§ **Supplied data**:
☆ ☆ ☆ ☆

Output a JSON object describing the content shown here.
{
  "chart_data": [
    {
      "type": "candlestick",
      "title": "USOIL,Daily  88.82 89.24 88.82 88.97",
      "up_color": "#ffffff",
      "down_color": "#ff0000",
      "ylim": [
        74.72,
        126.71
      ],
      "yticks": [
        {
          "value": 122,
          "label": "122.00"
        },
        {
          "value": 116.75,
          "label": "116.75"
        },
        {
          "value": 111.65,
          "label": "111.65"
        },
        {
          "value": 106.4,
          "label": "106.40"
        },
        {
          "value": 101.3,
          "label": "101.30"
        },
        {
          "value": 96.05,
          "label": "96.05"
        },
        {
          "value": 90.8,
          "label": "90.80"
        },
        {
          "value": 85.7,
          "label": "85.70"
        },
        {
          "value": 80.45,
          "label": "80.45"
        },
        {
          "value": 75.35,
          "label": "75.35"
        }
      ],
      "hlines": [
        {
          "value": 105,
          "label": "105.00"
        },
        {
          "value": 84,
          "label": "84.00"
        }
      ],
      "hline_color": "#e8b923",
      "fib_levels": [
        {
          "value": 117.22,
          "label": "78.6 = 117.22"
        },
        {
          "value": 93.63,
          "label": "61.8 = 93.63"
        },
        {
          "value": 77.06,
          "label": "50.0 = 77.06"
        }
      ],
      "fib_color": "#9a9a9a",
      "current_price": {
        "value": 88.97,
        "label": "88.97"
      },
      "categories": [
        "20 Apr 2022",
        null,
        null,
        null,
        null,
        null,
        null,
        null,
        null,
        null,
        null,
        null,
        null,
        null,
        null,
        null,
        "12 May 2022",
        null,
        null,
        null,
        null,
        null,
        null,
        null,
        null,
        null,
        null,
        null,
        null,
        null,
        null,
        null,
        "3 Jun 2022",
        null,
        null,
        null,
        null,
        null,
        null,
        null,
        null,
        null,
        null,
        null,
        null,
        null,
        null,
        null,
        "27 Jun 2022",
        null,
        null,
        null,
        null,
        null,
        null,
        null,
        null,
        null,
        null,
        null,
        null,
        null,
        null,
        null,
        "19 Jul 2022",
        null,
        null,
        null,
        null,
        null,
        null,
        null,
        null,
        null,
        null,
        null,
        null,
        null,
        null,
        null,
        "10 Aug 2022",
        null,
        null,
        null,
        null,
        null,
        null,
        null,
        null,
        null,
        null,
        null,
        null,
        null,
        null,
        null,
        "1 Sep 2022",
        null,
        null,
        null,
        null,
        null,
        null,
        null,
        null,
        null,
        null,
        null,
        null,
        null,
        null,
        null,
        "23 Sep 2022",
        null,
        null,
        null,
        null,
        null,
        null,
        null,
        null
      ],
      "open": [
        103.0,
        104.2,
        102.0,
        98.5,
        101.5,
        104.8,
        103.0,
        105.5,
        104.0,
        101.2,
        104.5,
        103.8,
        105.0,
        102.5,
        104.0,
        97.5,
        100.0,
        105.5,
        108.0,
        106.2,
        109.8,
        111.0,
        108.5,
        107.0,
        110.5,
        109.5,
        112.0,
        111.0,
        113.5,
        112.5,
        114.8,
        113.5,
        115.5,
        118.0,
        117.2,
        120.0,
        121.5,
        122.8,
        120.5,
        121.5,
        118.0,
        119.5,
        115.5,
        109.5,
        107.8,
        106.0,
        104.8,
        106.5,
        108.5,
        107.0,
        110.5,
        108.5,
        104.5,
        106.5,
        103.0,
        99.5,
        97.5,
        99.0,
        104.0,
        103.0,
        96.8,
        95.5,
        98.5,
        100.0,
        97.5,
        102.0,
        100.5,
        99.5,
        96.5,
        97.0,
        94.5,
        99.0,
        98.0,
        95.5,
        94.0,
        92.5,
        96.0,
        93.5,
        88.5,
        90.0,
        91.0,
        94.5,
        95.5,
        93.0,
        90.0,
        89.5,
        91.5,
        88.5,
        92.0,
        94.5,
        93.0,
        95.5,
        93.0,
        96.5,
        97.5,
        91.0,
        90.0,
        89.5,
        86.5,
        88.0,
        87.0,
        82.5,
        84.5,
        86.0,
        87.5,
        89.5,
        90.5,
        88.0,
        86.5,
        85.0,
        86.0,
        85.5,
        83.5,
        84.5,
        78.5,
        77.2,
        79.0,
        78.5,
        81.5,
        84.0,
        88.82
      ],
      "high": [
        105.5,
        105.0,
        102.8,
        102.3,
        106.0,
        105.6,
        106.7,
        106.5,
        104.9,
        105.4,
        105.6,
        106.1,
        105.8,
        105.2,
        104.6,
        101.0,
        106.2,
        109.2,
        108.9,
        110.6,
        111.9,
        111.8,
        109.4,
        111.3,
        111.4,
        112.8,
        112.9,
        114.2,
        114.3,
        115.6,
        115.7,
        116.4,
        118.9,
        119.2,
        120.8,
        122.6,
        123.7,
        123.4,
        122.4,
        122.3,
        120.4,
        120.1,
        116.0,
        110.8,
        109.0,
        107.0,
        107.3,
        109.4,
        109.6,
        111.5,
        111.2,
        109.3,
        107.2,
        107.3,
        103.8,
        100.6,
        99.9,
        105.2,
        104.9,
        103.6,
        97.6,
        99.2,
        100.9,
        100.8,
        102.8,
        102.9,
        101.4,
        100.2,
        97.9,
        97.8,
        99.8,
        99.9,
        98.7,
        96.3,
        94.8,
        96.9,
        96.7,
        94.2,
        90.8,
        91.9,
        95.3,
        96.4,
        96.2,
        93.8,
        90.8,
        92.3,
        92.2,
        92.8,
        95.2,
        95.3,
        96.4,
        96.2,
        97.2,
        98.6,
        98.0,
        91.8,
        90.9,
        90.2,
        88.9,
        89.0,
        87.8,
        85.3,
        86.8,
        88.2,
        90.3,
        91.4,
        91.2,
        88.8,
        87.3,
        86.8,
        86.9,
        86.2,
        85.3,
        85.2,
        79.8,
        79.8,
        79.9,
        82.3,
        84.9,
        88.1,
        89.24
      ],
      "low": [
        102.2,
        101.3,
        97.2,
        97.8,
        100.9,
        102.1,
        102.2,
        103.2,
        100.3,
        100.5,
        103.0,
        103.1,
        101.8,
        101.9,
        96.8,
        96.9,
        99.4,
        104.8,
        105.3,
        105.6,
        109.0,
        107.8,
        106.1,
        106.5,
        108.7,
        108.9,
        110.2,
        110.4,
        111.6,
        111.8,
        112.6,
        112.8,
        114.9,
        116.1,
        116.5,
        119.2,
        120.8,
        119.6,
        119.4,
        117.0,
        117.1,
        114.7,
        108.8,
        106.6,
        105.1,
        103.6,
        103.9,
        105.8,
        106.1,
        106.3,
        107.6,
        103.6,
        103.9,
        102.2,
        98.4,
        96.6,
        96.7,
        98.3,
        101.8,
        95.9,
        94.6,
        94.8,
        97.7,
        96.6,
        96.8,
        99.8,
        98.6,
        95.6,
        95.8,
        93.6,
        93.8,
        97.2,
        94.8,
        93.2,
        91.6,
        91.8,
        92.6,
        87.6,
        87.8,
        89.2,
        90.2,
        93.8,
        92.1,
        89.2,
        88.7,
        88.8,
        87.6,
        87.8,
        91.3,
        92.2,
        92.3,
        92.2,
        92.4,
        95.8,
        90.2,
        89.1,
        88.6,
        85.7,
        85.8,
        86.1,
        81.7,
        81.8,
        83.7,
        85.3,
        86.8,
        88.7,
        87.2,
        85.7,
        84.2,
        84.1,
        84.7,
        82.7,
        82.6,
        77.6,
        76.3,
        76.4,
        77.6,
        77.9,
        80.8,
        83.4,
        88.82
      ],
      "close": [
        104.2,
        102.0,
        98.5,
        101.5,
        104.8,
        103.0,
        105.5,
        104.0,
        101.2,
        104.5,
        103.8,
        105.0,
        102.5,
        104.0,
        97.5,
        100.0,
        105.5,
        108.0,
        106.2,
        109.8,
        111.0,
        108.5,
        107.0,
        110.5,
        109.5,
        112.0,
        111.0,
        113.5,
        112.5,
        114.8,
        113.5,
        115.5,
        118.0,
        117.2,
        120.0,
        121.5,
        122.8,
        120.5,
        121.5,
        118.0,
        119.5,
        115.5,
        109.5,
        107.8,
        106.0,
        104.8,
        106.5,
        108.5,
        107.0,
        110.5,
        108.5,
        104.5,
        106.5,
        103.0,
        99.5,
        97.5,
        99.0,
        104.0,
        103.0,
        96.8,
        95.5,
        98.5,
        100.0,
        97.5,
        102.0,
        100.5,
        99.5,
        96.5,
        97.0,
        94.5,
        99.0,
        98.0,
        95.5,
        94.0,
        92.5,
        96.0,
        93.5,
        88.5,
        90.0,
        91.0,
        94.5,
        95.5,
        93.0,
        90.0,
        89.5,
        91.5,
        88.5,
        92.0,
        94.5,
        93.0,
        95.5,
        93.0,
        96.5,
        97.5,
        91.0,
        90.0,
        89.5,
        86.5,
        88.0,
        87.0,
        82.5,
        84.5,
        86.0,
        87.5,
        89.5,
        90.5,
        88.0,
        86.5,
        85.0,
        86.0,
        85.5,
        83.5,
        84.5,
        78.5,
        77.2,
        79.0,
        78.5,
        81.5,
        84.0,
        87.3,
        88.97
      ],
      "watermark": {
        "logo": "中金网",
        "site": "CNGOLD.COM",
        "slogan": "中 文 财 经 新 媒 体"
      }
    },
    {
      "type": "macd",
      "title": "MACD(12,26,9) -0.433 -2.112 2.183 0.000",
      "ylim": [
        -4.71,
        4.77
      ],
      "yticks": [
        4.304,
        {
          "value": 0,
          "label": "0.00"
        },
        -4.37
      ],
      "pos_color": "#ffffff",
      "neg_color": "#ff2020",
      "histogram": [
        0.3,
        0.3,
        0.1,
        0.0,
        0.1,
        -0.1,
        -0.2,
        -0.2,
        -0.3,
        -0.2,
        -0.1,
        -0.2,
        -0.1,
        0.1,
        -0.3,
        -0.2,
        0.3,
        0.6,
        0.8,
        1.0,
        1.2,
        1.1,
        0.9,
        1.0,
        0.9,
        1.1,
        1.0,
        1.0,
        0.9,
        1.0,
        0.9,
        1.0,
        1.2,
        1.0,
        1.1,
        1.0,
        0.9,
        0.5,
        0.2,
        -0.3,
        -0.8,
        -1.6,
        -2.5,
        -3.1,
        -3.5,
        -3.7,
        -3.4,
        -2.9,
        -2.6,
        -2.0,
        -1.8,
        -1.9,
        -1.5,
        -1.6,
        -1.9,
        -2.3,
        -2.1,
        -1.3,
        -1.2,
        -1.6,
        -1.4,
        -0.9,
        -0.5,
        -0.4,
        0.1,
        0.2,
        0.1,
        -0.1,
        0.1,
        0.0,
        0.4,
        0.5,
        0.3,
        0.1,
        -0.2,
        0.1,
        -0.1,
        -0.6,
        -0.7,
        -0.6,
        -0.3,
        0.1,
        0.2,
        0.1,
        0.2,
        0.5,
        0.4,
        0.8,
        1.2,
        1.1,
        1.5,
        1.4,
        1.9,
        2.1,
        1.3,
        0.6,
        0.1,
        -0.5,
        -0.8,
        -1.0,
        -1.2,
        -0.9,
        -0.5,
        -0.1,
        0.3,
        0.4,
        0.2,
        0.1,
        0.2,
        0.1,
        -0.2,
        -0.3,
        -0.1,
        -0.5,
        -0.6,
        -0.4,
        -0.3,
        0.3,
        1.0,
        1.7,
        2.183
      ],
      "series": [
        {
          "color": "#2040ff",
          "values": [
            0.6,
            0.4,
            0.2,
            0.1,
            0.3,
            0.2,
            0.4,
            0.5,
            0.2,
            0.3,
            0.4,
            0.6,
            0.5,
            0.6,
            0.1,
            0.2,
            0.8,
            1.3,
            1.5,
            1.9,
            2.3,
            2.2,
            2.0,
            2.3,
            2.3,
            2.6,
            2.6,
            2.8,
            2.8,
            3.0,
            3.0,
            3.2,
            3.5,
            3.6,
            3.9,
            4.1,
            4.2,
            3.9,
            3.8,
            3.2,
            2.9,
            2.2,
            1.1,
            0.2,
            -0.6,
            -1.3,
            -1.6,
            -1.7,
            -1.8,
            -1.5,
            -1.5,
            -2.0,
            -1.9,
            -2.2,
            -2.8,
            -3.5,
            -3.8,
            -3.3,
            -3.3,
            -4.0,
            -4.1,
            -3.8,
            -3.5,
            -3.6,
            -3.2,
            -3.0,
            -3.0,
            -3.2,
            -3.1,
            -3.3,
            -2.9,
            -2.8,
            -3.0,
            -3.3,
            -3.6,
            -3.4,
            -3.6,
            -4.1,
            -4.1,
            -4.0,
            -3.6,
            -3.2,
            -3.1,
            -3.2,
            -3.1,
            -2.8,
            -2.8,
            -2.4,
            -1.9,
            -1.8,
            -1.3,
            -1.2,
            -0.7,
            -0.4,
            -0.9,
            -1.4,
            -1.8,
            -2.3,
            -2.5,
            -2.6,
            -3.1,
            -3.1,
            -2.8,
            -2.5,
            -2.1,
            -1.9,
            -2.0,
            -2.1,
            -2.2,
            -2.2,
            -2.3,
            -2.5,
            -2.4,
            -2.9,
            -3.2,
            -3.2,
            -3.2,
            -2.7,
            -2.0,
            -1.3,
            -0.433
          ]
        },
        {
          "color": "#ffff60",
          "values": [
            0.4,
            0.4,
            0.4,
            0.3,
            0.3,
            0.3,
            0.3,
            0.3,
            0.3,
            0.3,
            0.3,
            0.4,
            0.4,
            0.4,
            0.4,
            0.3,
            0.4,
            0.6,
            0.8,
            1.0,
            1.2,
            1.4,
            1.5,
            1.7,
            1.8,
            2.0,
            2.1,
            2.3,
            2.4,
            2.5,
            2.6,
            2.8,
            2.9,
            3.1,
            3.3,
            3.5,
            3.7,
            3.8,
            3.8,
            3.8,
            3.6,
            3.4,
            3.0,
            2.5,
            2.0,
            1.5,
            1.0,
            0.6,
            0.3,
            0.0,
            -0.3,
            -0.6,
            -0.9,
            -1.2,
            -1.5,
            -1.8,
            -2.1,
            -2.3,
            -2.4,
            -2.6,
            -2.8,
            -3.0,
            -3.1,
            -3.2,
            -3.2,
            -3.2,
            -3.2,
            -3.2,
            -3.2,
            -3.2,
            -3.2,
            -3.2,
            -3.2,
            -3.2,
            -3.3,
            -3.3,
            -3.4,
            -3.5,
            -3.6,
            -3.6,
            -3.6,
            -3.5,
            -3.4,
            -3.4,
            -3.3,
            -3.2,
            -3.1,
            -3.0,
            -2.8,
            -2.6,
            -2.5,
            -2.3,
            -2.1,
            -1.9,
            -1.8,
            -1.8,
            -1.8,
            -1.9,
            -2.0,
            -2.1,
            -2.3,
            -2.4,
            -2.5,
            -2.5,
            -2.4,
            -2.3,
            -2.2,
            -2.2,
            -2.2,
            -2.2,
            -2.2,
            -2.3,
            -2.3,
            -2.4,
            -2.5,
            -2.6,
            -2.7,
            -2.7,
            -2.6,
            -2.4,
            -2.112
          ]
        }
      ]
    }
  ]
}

☆ ☆ ☆ ☆

§ **Task brief**: Search the data for "title" and list every line in which it occurs.

§ **Final result**:
      "title": "USOIL,Daily  88.82 89.24 88.82 88.97",
      "title": "MACD(12,26,9) -0.433 -2.112 2.183 0.000",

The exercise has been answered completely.